Our role in reviewing a trial judge's sentence is a limited one. We do not “substitute [our] judgment for that of the lower court, and ․ a sentence imposed by a trial court is not to be upset on appeal unless it represents an abuse of the lower court's discretion.” State v. Gardner, 113 N.J. 510, 516 (1989). When the court has “adhered to the sentencing principles set forth in the Code and defined in our case law,” and its findings of aggravating and mitigating factors are supported by the record, “its discretion should be immune from second-guessing.” State v. Bieniek, 200 N.J. 601, 612 (2010). We will only reverse if the sentence “shock[s] the judicial conscience” in light of the particular facts of the case. Roth, supra, 95 N.J. at 364–65.
On appeal, defendant argues that “the sentence imposed is manifestly excessive and merger should have been ordered.” Specifically, defendant urges merger of the three homicide offenses and also identifies errors in the court's factfinding, which he suggests require reversal. Defendant suggests the trial judge:
(1) accorded far too much weight to defendant's prior record; (2) failed to distinguish between prior convictions [that] triggered the extended-term sentence and those [ ] used to set the length of that term, thereby engaging in double-counting; (3) failed to properly take into account that defendant's death-by-auto conviction had already been enhanced by statutory aggravation and then further by the imposition of an extended term before being elevated all the way to the maximum term of life ․; (4) failed to adequately credit defendant, in a qualitative sense, for his cooperation with the State; (5) failed to explain adequately how defendant warrants a sentence that is, ordinarily, the maximum for purposeful and knowing murder, when it is clear from these facts, and the lack of indictment for a more serious homicide offense, that not even the State believed this to have been more than a reckless offense; [and] (6) failed to explain how maximum terms were suitable for some offenses when only a midpoint sentence was given for aggravated manslaughter.

**Request A**
Count the lines in the listing that contain the string "icon", treating case as significant. Reply with the number alone.

Dataset excerpt
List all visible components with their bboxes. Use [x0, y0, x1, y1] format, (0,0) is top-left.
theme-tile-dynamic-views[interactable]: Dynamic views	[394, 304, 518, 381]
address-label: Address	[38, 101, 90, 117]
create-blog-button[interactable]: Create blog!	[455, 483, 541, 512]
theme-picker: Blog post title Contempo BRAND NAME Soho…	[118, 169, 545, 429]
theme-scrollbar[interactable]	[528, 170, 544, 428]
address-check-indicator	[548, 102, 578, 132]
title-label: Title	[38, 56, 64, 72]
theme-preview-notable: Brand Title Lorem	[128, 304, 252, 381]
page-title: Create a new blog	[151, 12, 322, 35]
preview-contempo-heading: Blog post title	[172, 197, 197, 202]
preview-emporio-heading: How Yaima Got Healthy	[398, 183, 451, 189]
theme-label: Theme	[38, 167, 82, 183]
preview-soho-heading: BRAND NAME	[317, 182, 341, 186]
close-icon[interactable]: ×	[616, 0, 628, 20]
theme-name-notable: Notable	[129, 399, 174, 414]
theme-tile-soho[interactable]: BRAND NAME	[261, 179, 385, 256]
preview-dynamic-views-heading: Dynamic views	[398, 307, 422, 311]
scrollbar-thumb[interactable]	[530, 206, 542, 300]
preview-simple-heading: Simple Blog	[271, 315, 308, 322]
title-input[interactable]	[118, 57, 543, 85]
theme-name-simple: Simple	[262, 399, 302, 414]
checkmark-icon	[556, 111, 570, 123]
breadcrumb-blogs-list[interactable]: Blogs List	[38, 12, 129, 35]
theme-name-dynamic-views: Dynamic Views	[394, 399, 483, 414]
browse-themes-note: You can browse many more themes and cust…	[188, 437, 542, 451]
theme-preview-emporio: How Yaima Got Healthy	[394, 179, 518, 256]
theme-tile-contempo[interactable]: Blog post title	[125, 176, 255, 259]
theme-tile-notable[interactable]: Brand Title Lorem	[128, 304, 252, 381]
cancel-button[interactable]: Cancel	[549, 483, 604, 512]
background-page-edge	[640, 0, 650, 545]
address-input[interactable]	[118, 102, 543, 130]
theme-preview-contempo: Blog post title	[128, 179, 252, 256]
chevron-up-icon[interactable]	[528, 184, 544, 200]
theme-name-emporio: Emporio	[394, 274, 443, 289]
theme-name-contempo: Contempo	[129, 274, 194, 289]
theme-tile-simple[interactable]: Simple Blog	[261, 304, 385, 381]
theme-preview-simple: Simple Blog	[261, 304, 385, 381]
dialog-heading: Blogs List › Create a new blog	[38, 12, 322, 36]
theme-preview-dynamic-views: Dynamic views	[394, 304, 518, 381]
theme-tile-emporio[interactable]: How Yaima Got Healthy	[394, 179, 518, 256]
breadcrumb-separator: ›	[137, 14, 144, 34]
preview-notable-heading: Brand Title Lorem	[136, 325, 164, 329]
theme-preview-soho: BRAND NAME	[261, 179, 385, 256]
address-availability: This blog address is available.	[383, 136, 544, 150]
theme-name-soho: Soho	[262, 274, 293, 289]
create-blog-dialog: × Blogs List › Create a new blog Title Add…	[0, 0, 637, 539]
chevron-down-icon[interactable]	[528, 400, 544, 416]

**Request B**
According to the sentencing-review text, under what condition will the appellate court reverse a sentence?

**Written solution A**
4

**Written solution B**
Only if the sentence shocks the judicial conscience in light of the particular facts of the case.